→ AIM: Reproduce every entry exactly.

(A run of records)
○ ○ ○
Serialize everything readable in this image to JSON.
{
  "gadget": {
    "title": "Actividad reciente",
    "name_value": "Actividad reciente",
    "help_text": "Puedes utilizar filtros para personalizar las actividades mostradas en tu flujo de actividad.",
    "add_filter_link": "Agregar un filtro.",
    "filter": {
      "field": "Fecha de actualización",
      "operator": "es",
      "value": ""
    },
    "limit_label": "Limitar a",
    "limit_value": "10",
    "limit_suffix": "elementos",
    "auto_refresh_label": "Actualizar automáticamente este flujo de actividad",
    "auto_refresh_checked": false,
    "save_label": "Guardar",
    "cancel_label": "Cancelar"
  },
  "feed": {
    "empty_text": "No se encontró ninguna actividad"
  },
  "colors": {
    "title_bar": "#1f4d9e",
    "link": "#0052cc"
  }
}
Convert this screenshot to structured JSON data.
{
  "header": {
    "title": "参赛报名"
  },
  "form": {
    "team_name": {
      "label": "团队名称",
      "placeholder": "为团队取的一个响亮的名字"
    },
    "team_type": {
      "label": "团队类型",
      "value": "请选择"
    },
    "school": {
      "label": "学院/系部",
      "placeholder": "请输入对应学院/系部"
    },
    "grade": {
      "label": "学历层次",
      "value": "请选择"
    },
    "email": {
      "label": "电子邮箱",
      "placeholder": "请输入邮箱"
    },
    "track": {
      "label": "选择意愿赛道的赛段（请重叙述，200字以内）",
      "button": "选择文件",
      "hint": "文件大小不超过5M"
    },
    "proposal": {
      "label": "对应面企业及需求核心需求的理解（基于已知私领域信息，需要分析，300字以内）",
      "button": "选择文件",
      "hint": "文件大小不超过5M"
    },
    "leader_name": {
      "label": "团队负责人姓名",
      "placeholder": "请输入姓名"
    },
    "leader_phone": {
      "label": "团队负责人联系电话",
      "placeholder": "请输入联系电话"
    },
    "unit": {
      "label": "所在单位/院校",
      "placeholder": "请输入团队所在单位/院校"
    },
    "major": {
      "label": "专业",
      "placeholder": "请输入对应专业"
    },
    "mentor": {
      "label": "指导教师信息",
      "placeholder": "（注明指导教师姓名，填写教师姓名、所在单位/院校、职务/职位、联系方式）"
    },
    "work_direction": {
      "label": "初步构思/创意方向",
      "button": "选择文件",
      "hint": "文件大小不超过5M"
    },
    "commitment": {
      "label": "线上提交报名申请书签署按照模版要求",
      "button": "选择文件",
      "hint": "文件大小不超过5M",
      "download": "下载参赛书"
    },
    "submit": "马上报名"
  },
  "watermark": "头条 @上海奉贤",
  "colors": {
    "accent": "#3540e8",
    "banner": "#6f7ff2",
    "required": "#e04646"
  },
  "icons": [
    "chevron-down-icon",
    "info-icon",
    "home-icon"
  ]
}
○ ○ ○
→ THE RESULT:
Serialize everything readable in this image to JSON.
{
  "gadget": {
    "title": "Actividad reciente",
    "name_value": "Actividad reciente",
    "help_text": "Puedes utilizar filtros para personalizar las actividades mostradas en tu flujo de actividad.",
    "add_filter_link": "Agregar un filtro.",
    "filter": {
      "field": "Fecha de actualización",
      "operator": "es",
      "value": ""
    },
    "limit_label": "Limitar a",
    "limit_value": "10",
    "limit_suffix": "elementos",
    "auto_refresh_label": "Actualizar automáticamente este flujo de actividad",
    "auto_refresh_checked": false,
    "save_label": "Guardar",
    "cancel_label": "Cancelar"
  },
  "feed": {
    "empty_text": "No se encontró ninguna actividad"
  },
  "colors": {
    "title_bar": "#1f4d9e",
    "link": "#0052cc"
  }
}
Convert this screenshot to structured JSON data.
{
  "header": {
    "title": "参赛报名"
  },
  "form": {
    "team_name": {
      "label": "团队名称",
      "placeholder": "为团队取的一个响亮的名字"
    },
    "team_type": {
      "label": "团队类型",
      "value": "请选择"
    },
    "school": {
      "label": "学院/系部",
      "placeholder": "请输入对应学院/系部"
    },
    "grade": {
      "label": "学历层次",
      "value": "请选择"
    },
    "email": {
      "label": "电子邮箱",
      "placeholder": "请输入邮箱"
    },
    "track": {
      "label": "选择意愿赛道的赛段（请重叙述，200字以内）",
      "button": "选择文件",
      "hint": "文件大小不超过5M"
    },
    "proposal": {
      "label": "对应面企业及需求核心需求的理解（基于已知私领域信息，需要分析，300字以内）",
      "button": "选择文件",
      "hint": "文件大小不超过5M"
    },
    "leader_name": {
      "label": "团队负责人姓名",
      "placeholder": "请输入姓名"
    },
    "leader_phone": {
      "label": "团队负责人联系电话",
      "placeholder": "请输入联系电话"
    },
    "unit": {
      "label": "所在单位/院校",
      "placeholder": "请输入团队所在单位/院校"
    },
    "major": {
      "label": "专业",
      "placeholder": "请输入对应专业"
    },
    "mentor": {
      "label": "指导教师信息",
      "placeholder": "（注明指导教师姓名，填写教师姓名、所在单位/院校、职务/职位、联系方式）"
    },
    "work_direction": {
      "label": "初步构思/创意方向",
      "button": "选择文件",
      "hint": "文件大小不超过5M"
    },
    "commitment": {
      "label": "线上提交报名申请书签署按照模版要求",
      "button": "选择文件",
      "hint": "文件大小不超过5M",
      "download": "下载参赛书"
    },
    "submit": "马上报名"
  },
  "watermark": "头条 @上海奉贤",
  "colors": {
    "accent": "#3540e8",
    "banner": "#6f7ff2",
    "required": "#e04646"
  },
  "icons": [
    "chevron-down-icon",
    "info-icon",
    "home-icon"
  ]
}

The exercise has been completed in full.